[Begin]

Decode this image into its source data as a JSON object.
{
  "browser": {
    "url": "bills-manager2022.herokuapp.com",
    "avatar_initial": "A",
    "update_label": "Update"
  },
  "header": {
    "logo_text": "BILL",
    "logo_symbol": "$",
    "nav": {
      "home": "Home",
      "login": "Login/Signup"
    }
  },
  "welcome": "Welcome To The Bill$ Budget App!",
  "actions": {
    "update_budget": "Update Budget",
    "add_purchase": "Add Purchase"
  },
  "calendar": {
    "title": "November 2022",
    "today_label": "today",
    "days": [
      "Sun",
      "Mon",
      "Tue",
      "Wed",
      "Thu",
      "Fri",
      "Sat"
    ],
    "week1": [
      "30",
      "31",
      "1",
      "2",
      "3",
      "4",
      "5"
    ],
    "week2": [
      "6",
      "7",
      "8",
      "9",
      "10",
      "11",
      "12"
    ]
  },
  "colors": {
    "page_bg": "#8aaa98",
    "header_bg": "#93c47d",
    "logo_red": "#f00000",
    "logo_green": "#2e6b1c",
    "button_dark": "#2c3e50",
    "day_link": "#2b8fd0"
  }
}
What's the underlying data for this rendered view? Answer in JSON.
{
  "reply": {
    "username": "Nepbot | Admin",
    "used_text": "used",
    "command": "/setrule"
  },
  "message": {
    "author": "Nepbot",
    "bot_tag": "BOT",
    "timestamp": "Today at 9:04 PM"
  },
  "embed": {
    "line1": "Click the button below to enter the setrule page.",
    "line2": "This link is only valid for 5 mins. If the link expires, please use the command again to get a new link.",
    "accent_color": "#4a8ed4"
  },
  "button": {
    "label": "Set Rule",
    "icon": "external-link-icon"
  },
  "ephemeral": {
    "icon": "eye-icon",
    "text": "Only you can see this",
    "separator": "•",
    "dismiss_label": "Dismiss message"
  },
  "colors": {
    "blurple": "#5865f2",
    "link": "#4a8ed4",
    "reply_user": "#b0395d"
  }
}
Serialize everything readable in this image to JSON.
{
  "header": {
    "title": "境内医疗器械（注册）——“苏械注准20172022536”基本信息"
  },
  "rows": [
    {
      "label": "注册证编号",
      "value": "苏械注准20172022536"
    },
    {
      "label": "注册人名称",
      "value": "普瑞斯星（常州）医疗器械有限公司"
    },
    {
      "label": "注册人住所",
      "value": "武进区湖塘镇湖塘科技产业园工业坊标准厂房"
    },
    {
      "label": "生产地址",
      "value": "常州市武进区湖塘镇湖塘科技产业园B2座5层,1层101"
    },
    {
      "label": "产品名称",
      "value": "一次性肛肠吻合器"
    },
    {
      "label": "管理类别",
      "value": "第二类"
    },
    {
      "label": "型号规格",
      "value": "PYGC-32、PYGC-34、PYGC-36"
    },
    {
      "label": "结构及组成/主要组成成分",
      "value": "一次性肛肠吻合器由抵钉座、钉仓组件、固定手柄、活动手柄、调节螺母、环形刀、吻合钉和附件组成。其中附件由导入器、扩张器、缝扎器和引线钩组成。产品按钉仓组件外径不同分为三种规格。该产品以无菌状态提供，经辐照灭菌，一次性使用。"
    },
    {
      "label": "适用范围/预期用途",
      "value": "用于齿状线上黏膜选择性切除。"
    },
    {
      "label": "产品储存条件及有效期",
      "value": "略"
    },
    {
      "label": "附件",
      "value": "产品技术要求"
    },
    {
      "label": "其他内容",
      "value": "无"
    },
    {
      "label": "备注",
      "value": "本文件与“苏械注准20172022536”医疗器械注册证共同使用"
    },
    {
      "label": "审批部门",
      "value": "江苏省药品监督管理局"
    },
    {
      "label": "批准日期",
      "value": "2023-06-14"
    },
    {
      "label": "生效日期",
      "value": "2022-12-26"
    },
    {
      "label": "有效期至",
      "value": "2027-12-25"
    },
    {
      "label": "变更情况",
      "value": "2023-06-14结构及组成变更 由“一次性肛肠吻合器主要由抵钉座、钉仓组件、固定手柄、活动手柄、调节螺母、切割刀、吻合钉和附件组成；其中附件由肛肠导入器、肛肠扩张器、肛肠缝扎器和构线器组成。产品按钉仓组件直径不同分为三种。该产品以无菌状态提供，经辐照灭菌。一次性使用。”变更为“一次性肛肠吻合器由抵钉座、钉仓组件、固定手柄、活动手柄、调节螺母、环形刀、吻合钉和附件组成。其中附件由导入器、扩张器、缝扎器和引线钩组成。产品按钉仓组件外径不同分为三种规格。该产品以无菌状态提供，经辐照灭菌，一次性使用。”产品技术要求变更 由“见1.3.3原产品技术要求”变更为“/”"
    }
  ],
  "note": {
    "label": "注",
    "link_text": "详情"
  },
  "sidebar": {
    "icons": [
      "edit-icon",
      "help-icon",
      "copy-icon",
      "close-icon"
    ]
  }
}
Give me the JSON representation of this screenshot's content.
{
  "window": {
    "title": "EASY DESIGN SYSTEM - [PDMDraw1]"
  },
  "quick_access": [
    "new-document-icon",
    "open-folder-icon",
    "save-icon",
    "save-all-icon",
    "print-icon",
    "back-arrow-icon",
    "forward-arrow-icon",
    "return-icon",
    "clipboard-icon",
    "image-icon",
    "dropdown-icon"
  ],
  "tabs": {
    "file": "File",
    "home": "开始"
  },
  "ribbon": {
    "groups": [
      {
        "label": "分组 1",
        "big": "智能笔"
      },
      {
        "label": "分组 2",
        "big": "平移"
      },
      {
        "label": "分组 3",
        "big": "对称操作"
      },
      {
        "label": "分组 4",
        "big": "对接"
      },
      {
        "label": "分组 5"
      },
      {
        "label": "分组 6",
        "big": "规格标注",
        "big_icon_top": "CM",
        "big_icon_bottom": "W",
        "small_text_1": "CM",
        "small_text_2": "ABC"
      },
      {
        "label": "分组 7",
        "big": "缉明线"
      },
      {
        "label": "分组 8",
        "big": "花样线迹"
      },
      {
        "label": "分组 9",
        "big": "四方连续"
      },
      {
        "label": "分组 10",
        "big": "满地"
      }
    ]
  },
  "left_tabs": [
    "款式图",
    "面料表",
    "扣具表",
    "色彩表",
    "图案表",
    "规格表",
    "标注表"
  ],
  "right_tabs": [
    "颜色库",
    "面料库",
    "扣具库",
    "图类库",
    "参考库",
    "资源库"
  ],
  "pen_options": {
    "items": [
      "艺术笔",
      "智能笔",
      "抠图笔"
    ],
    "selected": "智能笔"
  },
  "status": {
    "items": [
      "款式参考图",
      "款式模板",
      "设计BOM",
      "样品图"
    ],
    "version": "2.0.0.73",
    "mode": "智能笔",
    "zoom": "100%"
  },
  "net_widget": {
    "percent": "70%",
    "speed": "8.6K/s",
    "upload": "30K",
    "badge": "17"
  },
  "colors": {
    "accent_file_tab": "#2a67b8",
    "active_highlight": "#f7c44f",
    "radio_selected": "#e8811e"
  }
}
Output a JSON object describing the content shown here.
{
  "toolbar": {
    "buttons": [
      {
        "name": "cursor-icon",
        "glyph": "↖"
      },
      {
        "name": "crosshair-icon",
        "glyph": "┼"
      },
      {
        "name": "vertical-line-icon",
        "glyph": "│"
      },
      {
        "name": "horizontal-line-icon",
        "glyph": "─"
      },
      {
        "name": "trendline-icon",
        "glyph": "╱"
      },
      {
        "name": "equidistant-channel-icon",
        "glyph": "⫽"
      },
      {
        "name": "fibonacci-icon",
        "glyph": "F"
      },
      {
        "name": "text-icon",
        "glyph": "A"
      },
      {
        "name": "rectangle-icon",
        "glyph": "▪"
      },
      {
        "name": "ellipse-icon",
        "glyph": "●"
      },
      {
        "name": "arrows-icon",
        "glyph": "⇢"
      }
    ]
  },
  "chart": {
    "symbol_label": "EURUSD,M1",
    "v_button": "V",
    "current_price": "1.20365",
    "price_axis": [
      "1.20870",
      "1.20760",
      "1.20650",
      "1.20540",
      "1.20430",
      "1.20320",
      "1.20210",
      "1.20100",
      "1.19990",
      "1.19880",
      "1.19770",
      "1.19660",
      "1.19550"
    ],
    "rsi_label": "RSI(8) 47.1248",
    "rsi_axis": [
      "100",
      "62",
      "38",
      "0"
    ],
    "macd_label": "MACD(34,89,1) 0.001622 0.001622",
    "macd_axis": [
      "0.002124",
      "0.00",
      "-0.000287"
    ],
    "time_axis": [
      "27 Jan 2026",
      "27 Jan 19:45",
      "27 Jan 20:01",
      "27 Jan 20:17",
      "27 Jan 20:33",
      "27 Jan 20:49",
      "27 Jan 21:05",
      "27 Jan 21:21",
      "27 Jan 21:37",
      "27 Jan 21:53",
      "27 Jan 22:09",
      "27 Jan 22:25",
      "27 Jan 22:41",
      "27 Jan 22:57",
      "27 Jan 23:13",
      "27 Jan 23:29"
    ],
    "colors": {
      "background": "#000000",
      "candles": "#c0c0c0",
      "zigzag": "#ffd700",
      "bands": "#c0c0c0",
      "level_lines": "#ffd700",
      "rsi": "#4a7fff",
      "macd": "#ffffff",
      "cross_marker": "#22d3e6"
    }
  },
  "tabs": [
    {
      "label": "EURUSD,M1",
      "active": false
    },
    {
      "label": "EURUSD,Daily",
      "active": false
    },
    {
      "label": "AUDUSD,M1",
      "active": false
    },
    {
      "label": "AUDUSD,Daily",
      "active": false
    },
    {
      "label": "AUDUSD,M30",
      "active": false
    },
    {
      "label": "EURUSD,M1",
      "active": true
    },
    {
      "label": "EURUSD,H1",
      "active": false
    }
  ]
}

[End]

SHORT TASK:
Pick out all the lines with the word "message" in them and copy them.

EXERCISE ANSWER:
  "message": {
    "dismiss_label": "Dismiss message"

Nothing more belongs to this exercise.